**DESCRIPTION OF THE TASK**:
Extract the whole listing as it stands. Do not include the pictures.

**DATA TO USE**:

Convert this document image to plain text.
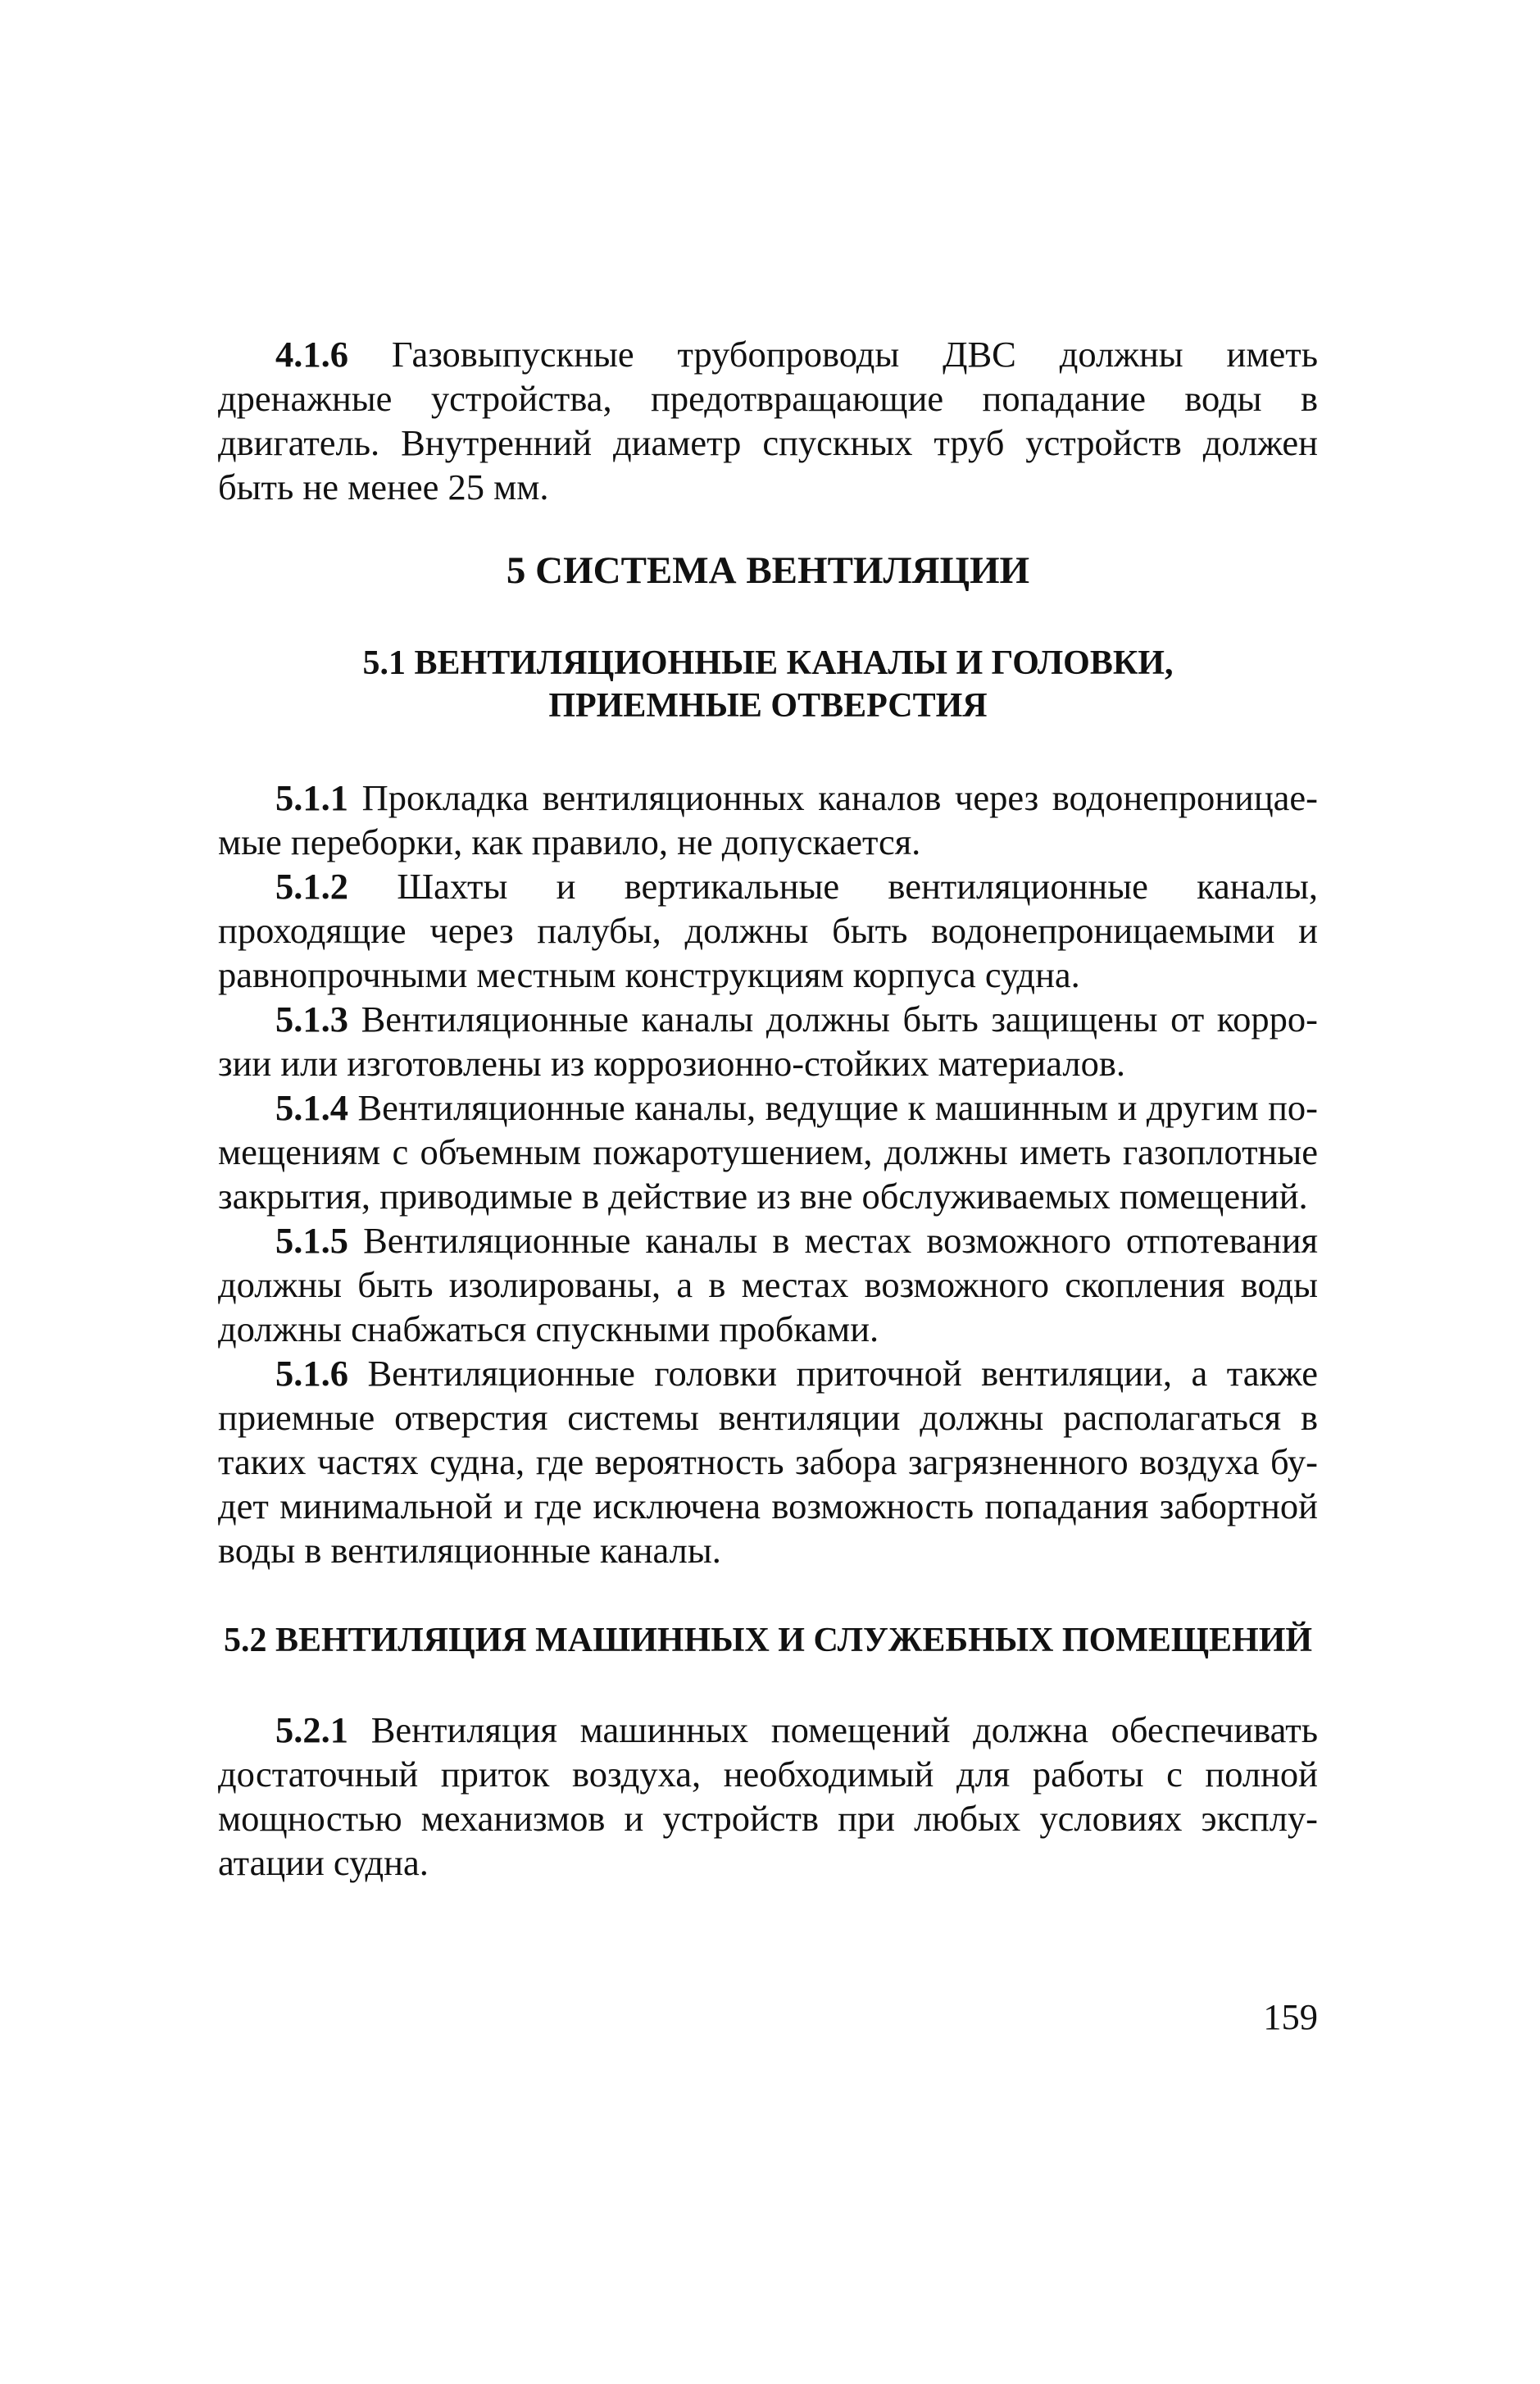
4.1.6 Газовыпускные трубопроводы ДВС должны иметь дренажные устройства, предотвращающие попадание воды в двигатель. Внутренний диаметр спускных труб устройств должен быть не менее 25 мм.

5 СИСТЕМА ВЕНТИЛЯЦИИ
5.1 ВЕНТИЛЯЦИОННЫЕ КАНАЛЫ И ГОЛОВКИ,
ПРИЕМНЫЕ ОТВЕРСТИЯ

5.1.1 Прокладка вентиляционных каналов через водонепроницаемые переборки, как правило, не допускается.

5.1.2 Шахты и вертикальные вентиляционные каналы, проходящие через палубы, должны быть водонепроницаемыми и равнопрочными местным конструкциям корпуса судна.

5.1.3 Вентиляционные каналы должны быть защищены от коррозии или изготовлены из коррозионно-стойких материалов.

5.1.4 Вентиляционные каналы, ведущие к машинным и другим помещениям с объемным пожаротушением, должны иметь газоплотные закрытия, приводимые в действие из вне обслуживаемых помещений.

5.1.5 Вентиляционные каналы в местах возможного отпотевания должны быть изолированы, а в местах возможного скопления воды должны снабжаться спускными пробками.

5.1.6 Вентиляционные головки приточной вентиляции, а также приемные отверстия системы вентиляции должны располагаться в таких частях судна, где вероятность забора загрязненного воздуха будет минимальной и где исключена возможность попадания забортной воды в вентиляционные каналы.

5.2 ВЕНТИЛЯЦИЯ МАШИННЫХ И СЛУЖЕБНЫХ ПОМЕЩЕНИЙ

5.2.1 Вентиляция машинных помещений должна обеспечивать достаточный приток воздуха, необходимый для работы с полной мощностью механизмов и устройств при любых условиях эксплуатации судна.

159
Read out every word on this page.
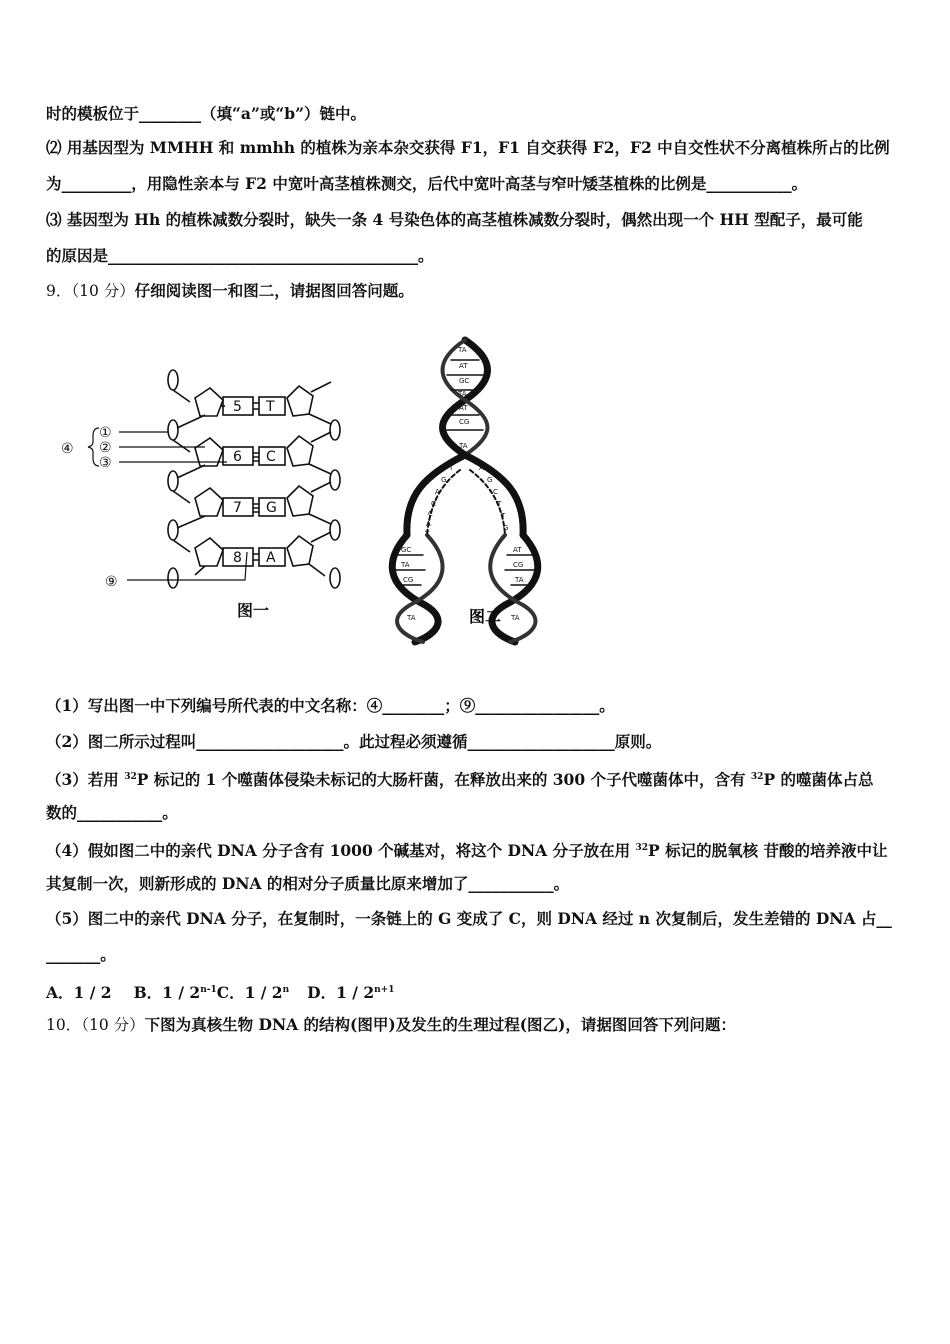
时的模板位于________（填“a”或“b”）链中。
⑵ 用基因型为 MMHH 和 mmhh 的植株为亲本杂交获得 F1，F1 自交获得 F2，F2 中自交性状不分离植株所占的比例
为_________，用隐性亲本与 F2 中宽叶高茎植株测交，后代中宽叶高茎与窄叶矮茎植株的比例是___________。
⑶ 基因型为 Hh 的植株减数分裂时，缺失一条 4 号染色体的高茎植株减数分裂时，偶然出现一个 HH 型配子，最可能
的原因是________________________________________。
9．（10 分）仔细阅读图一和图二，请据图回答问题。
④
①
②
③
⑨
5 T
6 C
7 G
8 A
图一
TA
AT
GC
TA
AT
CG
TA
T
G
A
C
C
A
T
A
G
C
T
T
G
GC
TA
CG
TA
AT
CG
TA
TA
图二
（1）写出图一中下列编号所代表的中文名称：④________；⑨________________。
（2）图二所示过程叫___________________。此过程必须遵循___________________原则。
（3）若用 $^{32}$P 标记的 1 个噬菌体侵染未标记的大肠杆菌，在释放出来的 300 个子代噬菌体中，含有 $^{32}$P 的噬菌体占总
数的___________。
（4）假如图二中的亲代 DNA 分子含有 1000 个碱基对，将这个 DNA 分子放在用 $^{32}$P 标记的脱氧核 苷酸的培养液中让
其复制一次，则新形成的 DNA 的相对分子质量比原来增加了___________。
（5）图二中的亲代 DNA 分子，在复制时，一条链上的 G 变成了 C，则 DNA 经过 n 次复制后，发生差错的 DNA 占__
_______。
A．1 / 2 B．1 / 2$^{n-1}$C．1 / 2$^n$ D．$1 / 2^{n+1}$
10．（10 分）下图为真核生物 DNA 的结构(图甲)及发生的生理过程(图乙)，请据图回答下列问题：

**THE ANSWER**:
Convert this document image to plain text.
4.1.6 Газовыпускные трубопроводы ДВС должны иметь дренажные устройства, предотвращающие попадание воды в двигатель. Внутренний диаметр спускных труб устройств должен быть не менее 25 мм.

5 СИСТЕМА ВЕНТИЛЯЦИИ
5.1 ВЕНТИЛЯЦИОННЫЕ КАНАЛЫ И ГОЛОВКИ,
ПРИЕМНЫЕ ОТВЕРСТИЯ

5.1.1 Прокладка вентиляционных каналов через водонепроницаемые переборки, как правило, не допускается.

5.1.2 Шахты и вертикальные вентиляционные каналы, проходящие через палубы, должны быть водонепроницаемыми и равнопрочными местным конструкциям корпуса судна.

5.1.3 Вентиляционные каналы должны быть защищены от коррозии или изготовлены из коррозионно-стойких материалов.

5.1.4 Вентиляционные каналы, ведущие к машинным и другим помещениям с объемным пожаротушением, должны иметь газоплотные закрытия, приводимые в действие из вне обслуживаемых помещений.

5.1.5 Вентиляционные каналы в местах возможного отпотевания должны быть изолированы, а в местах возможного скопления воды должны снабжаться спускными пробками.

5.1.6 Вентиляционные головки приточной вентиляции, а также приемные отверстия системы вентиляции должны располагаться в таких частях судна, где вероятность забора загрязненного воздуха будет минимальной и где исключена возможность попадания забортной воды в вентиляционные каналы.

5.2 ВЕНТИЛЯЦИЯ МАШИННЫХ И СЛУЖЕБНЫХ ПОМЕЩЕНИЙ

5.2.1 Вентиляция машинных помещений должна обеспечивать достаточный приток воздуха, необходимый для работы с полной мощностью механизмов и устройств при любых условиях эксплуатации судна.

159
Read out every word on this page.
时的模板位于________（填“a”或“b”）链中。
⑵ 用基因型为 MMHH 和 mmhh 的植株为亲本杂交获得 F1，F1 自交获得 F2，F2 中自交性状不分离植株所占的比例
为_________，用隐性亲本与 F2 中宽叶高茎植株测交，后代中宽叶高茎与窄叶矮茎植株的比例是___________。
⑶ 基因型为 Hh 的植株减数分裂时，缺失一条 4 号染色体的高茎植株减数分裂时，偶然出现一个 HH 型配子，最可能
的原因是________________________________________。
9．（10 分）仔细阅读图一和图二，请据图回答问题。
④
①
②
③
⑨
5 T
6 C
7 G
8 A
图一
TA
AT
GC
TA
AT
CG
TA
T
G
A
C
C
A
T
A
G
C
T
T
G
GC
TA
CG
TA
AT
CG
TA
TA
图二
（1）写出图一中下列编号所代表的中文名称：④________；⑨________________。
（2）图二所示过程叫___________________。此过程必须遵循___________________原则。
（3）若用 $^{32}$P 标记的 1 个噬菌体侵染未标记的大肠杆菌，在释放出来的 300 个子代噬菌体中，含有 $^{32}$P 的噬菌体占总
数的___________。
（4）假如图二中的亲代 DNA 分子含有 1000 个碱基对，将这个 DNA 分子放在用 $^{32}$P 标记的脱氧核 苷酸的培养液中让
其复制一次，则新形成的 DNA 的相对分子质量比原来增加了___________。
（5）图二中的亲代 DNA 分子，在复制时，一条链上的 G 变成了 C，则 DNA 经过 n 次复制后，发生差错的 DNA 占__
_______。
A．1 / 2 B．1 / 2$^{n-1}$C．1 / 2$^n$ D．$1 / 2^{n+1}$
10．（10 分）下图为真核生物 DNA 的结构(图甲)及发生的生理过程(图乙)，请据图回答下列问题：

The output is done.